[THE EXERCISE]: The records that follow are to be repeated exactly, with the pictures removed.

[DATA SECTION]:
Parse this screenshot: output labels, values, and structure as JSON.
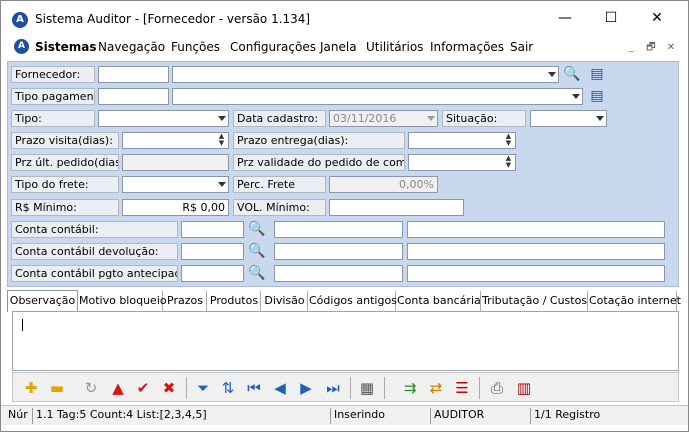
{
  "window": {
    "title": "Sistema Auditor - [Fornecedor - versão 1.134]",
    "logo_letter": "A",
    "controls": {
      "minimize": "—",
      "maximize": "☐",
      "close": "✕"
    }
  },
  "menu": {
    "logo_letter": "A",
    "items": [
      "Sistemas",
      "Navegação",
      "Funções",
      "Configurações",
      "Janela",
      "Utilitários",
      "Informações",
      "Sair"
    ],
    "mdi_controls": [
      "_",
      "🗗",
      "✕"
    ]
  },
  "form": {
    "fornecedor": {
      "label": "Fornecedor:",
      "code": "",
      "name": ""
    },
    "tipo_pagamento": {
      "label": "Tipo pagamento:",
      "code": "",
      "name": ""
    },
    "tipo": {
      "label": "Tipo:",
      "value": ""
    },
    "data_cadastro": {
      "label": "Data cadastro:",
      "value": "03/11/2016"
    },
    "situacao": {
      "label": "Situação:",
      "value": ""
    },
    "prazo_visita": {
      "label": "Prazo visita(dias):",
      "value": ""
    },
    "prazo_entrega": {
      "label": "Prazo entrega(dias):",
      "value": ""
    },
    "prz_ult_pedido": {
      "label": "Prz últ. pedido(dias):",
      "value": ""
    },
    "prz_validade": {
      "label": "Prz validade do pedido de compra:",
      "value": ""
    },
    "tipo_frete": {
      "label": "Tipo do frete:",
      "value": ""
    },
    "perc_frete": {
      "label": "Perc. Frete",
      "value": "0,00%"
    },
    "rs_minimo": {
      "label": "R$ Mínimo:",
      "value": "R$ 0,00"
    },
    "vol_minimo": {
      "label": "VOL. Mínimo:",
      "value": ""
    },
    "conta_contabil": {
      "label": "Conta contábil:"
    },
    "conta_contabil_devolucao": {
      "label": "Conta contábil devolução:"
    },
    "conta_contabil_pgto": {
      "label": "Conta contábil pgto antecipado:"
    }
  },
  "tabs": [
    "Observação",
    "Motivo bloqueio",
    "Prazos",
    "Produtos",
    "Divisão",
    "Códigos antigos",
    "Conta bancária",
    "Tributação / Custos",
    "Cotação internet"
  ],
  "icons": {
    "search": "🔍",
    "lookup": "▤"
  },
  "statusbar": {
    "label": "Núr",
    "info": "1.1 Tag:5 Count:4 List:[2,3,4,5]",
    "mode": "Inserindo",
    "user": "AUDITOR",
    "records": "1/1 Registro"
  },
  "colors": {
    "form_bg": "#c8d9ef",
    "logo": "#1e4fa3"
  }
}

[WRITTEN SOLUTION]:
Parse this screenshot: output labels, values, and structure as JSON.
{
  "window": {
    "title": "Sistema Auditor - [Fornecedor - versão 1.134]",
    "logo_letter": "A",
    "controls": {
      "minimize": "—",
      "maximize": "☐",
      "close": "✕"
    }
  },
  "menu": {
    "logo_letter": "A",
    "items": [
      "Sistemas",
      "Navegação",
      "Funções",
      "Configurações",
      "Janela",
      "Utilitários",
      "Informações",
      "Sair"
    ],
    "mdi_controls": [
      "_",
      "🗗",
      "✕"
    ]
  },
  "form": {
    "fornecedor": {
      "label": "Fornecedor:",
      "code": "",
      "name": ""
    },
    "tipo_pagamento": {
      "label": "Tipo pagamento:",
      "code": "",
      "name": ""
    },
    "tipo": {
      "label": "Tipo:",
      "value": ""
    },
    "data_cadastro": {
      "label": "Data cadastro:",
      "value": "03/11/2016"
    },
    "situacao": {
      "label": "Situação:",
      "value": ""
    },
    "prazo_visita": {
      "label": "Prazo visita(dias):",
      "value": ""
    },
    "prazo_entrega": {
      "label": "Prazo entrega(dias):",
      "value": ""
    },
    "prz_ult_pedido": {
      "label": "Prz últ. pedido(dias):",
      "value": ""
    },
    "prz_validade": {
      "label": "Prz validade do pedido de compra:",
      "value": ""
    },
    "tipo_frete": {
      "label": "Tipo do frete:",
      "value": ""
    },
    "perc_frete": {
      "label": "Perc. Frete",
      "value": "0,00%"
    },
    "rs_minimo": {
      "label": "R$ Mínimo:",
      "value": "R$ 0,00"
    },
    "vol_minimo": {
      "label": "VOL. Mínimo:",
      "value": ""
    },
    "conta_contabil": {
      "label": "Conta contábil:"
    },
    "conta_contabil_devolucao": {
      "label": "Conta contábil devolução:"
    },
    "conta_contabil_pgto": {
      "label": "Conta contábil pgto antecipado:"
    }
  },
  "tabs": [
    "Observação",
    "Motivo bloqueio",
    "Prazos",
    "Produtos",
    "Divisão",
    "Códigos antigos",
    "Conta bancária",
    "Tributação / Custos",
    "Cotação internet"
  ],
  "icons": {
    "search": "🔍",
    "lookup": "▤"
  },
  "statusbar": {
    "label": "Núr",
    "info": "1.1 Tag:5 Count:4 List:[2,3,4,5]",
    "mode": "Inserindo",
    "user": "AUDITOR",
    "records": "1/1 Registro"
  },
  "colors": {
    "form_bg": "#c8d9ef",
    "logo": "#1e4fa3"
  }
}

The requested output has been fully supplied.